== TEXT PASSAGE ==
The next day was the wedding. We explored Denver a little more before the wedding and got to go to the tea house and see the farmer's market downtown. I enjoyed people watching there and seeing all walks of life. I was really proud of Denver for their recycling efforts and they really do seem like a hippy/carefree but responsible kinda town. People were pretty friendly, but they are super duper relaxed, so if you are on a tight schedule that could possibly annoy you. There's some lacking in the diversity area, but surprisingly there was a high Hispanic/Latino population.

The wedding was beautiful, and for their privacy that's all I'll say. If you know who they are check out my/their Facebook or Picasa album for pictures.

The day after the wedding was when our mad dash of driving and escapades would start. First, we would need a bigger car.

I'm only on Day 2, so we are going to have to break this up into sections. Look forward to hearing about our drive to Wyoming, visits with Bears, mastering the tuck and roll, making new international friends, and "check" and how it can improve you life.


Sunday, August 23, 2015

Fool's Gold

Sometimes we accept polished dirt as though it were a diamond. And it may look exactly like a diamond, but it is hollow and empty, with a shine finish. Recognizing this fool's gold is the first step, and then not accepting it is the next.

I had a "friend" from college move to New York City. I haven't seen her in 8-10 years so I was excited to have her nearby. We saw eachother at a mutual friend's birthday party and caught up and exchanged contact information. I texted her when I got home that it was nice to see her and we should catch up again. She texted:

"If you are ever in the area, hit me up, and I'll try to meet up with you"

Great!! Sounded like a plan. I would see her and it would be just like old times. Great that she is up for seeing me as well. A couple of days passed, and I realized she had given me polished dirt. Wait a second. That was about the most conditional statement a person could give. Let's dissect the text she sent that I was so happy about earlier.

"If you are ever in the area, hit me up . . . " - she flipped the script on me. Now the responsibility is on me to text her if I am in NYC, which is 2 hours away. I'm not going to drive up there to see her without definite plans, so if I am in the area I would have already had plans with someone else. Ok, so maybe between my plans with them and leaving, there would be a 1-2 hour gap.

". . . I'll try to meet up with you." So if I text her, there's a 50/50 chance that she is free during the 1-2 hour gap that I have and she will only 'try' to meet up with me. What? Really? There's like no chance I would actually see her.
===
== DATA SHOWN ==
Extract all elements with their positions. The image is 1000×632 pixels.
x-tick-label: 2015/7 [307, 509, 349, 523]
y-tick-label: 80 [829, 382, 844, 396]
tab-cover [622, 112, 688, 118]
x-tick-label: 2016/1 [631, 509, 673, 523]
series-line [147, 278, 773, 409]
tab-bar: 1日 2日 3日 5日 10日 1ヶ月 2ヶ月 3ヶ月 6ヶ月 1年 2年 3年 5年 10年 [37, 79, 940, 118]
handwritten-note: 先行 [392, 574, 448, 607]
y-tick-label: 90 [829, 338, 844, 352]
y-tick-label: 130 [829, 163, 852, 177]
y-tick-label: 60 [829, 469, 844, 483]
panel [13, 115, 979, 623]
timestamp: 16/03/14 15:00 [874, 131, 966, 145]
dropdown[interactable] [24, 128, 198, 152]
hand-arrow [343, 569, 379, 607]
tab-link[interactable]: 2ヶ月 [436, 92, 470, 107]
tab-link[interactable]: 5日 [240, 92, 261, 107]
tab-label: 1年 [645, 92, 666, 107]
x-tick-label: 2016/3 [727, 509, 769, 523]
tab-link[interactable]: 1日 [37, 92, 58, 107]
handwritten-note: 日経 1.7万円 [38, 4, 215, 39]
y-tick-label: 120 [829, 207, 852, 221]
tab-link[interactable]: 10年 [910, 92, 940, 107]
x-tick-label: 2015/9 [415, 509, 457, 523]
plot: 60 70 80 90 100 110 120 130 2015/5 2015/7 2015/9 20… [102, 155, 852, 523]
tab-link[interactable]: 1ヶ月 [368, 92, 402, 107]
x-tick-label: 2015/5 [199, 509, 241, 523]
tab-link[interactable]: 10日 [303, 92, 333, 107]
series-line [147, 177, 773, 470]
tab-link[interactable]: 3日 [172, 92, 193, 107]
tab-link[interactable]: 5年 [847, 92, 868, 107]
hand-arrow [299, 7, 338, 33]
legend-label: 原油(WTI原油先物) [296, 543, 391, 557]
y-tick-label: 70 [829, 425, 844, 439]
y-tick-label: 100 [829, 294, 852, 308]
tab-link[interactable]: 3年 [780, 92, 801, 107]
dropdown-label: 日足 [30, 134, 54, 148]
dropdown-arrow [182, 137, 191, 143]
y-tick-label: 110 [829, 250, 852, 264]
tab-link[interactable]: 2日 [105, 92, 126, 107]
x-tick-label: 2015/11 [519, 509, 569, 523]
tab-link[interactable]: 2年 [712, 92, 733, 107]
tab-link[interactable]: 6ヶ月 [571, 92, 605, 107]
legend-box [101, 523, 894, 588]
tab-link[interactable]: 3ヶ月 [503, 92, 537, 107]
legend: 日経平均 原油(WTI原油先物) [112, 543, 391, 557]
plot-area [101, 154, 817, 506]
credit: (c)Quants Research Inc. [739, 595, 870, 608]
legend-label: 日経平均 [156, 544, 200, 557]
===
Answer these questions about the blog excerpt above.
1. Which two places in Denver did the writer visit before the wedding?
2. What did the writer say they would need first on the day after the wedding?
3. How far away is New York City from the writer?

:: REPLY ::
1. The tea house and the farmer's market downtown.
2. A bigger car.
3. Two hours away.